▸ Task prompt
Restate all of the data exactly.

+++ Records to process +++

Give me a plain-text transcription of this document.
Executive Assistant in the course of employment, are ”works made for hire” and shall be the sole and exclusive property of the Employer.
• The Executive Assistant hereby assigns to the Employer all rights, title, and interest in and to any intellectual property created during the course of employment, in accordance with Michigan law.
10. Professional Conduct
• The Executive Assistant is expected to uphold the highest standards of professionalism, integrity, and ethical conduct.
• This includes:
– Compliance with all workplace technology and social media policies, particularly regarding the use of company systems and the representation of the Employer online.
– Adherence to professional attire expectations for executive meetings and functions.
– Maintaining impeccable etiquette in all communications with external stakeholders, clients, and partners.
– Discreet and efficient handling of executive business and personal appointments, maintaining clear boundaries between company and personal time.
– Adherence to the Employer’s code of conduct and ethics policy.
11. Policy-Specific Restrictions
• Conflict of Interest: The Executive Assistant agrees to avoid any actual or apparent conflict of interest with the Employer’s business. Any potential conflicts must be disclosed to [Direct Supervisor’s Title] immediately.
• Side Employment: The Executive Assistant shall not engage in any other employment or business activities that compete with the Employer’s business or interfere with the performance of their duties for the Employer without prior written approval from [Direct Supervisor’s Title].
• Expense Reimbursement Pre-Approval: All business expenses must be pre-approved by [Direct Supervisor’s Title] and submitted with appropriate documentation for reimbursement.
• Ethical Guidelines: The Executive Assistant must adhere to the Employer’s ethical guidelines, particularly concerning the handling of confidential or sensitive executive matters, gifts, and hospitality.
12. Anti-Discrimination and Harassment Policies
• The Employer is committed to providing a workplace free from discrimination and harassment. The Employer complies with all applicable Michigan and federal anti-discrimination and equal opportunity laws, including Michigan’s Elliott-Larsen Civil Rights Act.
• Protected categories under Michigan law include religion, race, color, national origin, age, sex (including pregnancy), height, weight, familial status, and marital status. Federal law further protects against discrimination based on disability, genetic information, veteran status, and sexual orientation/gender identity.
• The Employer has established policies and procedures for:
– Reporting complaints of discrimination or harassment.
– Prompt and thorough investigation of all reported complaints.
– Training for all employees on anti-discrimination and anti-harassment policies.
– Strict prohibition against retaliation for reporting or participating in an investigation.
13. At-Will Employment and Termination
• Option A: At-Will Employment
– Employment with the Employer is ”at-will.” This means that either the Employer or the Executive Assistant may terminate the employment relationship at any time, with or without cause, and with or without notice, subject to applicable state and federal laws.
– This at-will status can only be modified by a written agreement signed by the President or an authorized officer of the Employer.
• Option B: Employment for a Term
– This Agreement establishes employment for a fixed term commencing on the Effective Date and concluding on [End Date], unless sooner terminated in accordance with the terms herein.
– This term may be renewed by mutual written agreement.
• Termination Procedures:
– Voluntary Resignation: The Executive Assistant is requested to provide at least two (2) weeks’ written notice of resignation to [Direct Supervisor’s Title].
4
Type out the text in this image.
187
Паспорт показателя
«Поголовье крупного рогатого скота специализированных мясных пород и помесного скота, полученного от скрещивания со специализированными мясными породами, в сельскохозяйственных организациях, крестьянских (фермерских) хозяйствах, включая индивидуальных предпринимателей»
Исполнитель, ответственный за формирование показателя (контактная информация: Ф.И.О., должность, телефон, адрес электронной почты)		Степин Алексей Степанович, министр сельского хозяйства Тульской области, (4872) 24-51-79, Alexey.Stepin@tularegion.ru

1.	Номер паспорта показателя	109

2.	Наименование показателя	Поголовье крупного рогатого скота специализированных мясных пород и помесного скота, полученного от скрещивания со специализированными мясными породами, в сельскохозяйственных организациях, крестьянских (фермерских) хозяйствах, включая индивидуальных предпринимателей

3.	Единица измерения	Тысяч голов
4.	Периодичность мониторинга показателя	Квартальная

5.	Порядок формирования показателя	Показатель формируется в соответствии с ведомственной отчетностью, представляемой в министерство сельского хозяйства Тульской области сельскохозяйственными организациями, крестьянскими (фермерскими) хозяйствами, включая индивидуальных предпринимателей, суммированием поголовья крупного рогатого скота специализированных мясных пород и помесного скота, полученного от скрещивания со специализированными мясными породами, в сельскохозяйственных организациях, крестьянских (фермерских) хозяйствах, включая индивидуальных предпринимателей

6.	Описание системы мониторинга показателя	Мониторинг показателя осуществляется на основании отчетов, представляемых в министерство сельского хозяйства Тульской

+++

▸ Right answer
Give me a plain-text transcription of this document.
Executive Assistant in the course of employment, are ”works made for hire” and shall be the sole and exclusive property of the Employer.
• The Executive Assistant hereby assigns to the Employer all rights, title, and interest in and to any intellectual property created during the course of employment, in accordance with Michigan law.
10. Professional Conduct
• The Executive Assistant is expected to uphold the highest standards of professionalism, integrity, and ethical conduct.
• This includes:
– Compliance with all workplace technology and social media policies, particularly regarding the use of company systems and the representation of the Employer online.
– Adherence to professional attire expectations for executive meetings and functions.
– Maintaining impeccable etiquette in all communications with external stakeholders, clients, and partners.
– Discreet and efficient handling of executive business and personal appointments, maintaining clear boundaries between company and personal time.
– Adherence to the Employer’s code of conduct and ethics policy.
11. Policy-Specific Restrictions
• Conflict of Interest: The Executive Assistant agrees to avoid any actual or apparent conflict of interest with the Employer’s business. Any potential conflicts must be disclosed to [Direct Supervisor’s Title] immediately.
• Side Employment: The Executive Assistant shall not engage in any other employment or business activities that compete with the Employer’s business or interfere with the performance of their duties for the Employer without prior written approval from [Direct Supervisor’s Title].
• Expense Reimbursement Pre-Approval: All business expenses must be pre-approved by [Direct Supervisor’s Title] and submitted with appropriate documentation for reimbursement.
• Ethical Guidelines: The Executive Assistant must adhere to the Employer’s ethical guidelines, particularly concerning the handling of confidential or sensitive executive matters, gifts, and hospitality.
12. Anti-Discrimination and Harassment Policies
• The Employer is committed to providing a workplace free from discrimination and harassment. The Employer complies with all applicable Michigan and federal anti-discrimination and equal opportunity laws, including Michigan’s Elliott-Larsen Civil Rights Act.
• Protected categories under Michigan law include religion, race, color, national origin, age, sex (including pregnancy), height, weight, familial status, and marital status. Federal law further protects against discrimination based on disability, genetic information, veteran status, and sexual orientation/gender identity.
• The Employer has established policies and procedures for:
– Reporting complaints of discrimination or harassment.
– Prompt and thorough investigation of all reported complaints.
– Training for all employees on anti-discrimination and anti-harassment policies.
– Strict prohibition against retaliation for reporting or participating in an investigation.
13. At-Will Employment and Termination
• Option A: At-Will Employment
– Employment with the Employer is ”at-will.” This means that either the Employer or the Executive Assistant may terminate the employment relationship at any time, with or without cause, and with or without notice, subject to applicable state and federal laws.
– This at-will status can only be modified by a written agreement signed by the President or an authorized officer of the Employer.
• Option B: Employment for a Term
– This Agreement establishes employment for a fixed term commencing on the Effective Date and concluding on [End Date], unless sooner terminated in accordance with the terms herein.
– This term may be renewed by mutual written agreement.
• Termination Procedures:
– Voluntary Resignation: The Executive Assistant is requested to provide at least two (2) weeks’ written notice of resignation to [Direct Supervisor’s Title].
4
Type out the text in this image.
187
Паспорт показателя
«Поголовье крупного рогатого скота специализированных мясных пород и помесного скота, полученного от скрещивания со специализированными мясными породами, в сельскохозяйственных организациях, крестьянских (фермерских) хозяйствах, включая индивидуальных предпринимателей»
Исполнитель, ответственный за формирование показателя (контактная информация: Ф.И.О., должность, телефон, адрес электронной почты)		Степин Алексей Степанович, министр сельского хозяйства Тульской области, (4872) 24-51-79, Alexey.Stepin@tularegion.ru

1.	Номер паспорта показателя	109

2.	Наименование показателя	Поголовье крупного рогатого скота специализированных мясных пород и помесного скота, полученного от скрещивания со специализированными мясными породами, в сельскохозяйственных организациях, крестьянских (фермерских) хозяйствах, включая индивидуальных предпринимателей

3.	Единица измерения	Тысяч голов
4.	Периодичность мониторинга показателя	Квартальная

5.	Порядок формирования показателя	Показатель формируется в соответствии с ведомственной отчетностью, представляемой в министерство сельского хозяйства Тульской области сельскохозяйственными организациями, крестьянскими (фермерскими) хозяйствами, включая индивидуальных предпринимателей, суммированием поголовья крупного рогатого скота специализированных мясных пород и помесного скота, полученного от скрещивания со специализированными мясными породами, в сельскохозяйственных организациях, крестьянских (фермерских) хозяйствах, включая индивидуальных предпринимателей

6.	Описание системы мониторинга показателя	Мониторинг показателя осуществляется на основании отчетов, представляемых в министерство сельского хозяйства Тульской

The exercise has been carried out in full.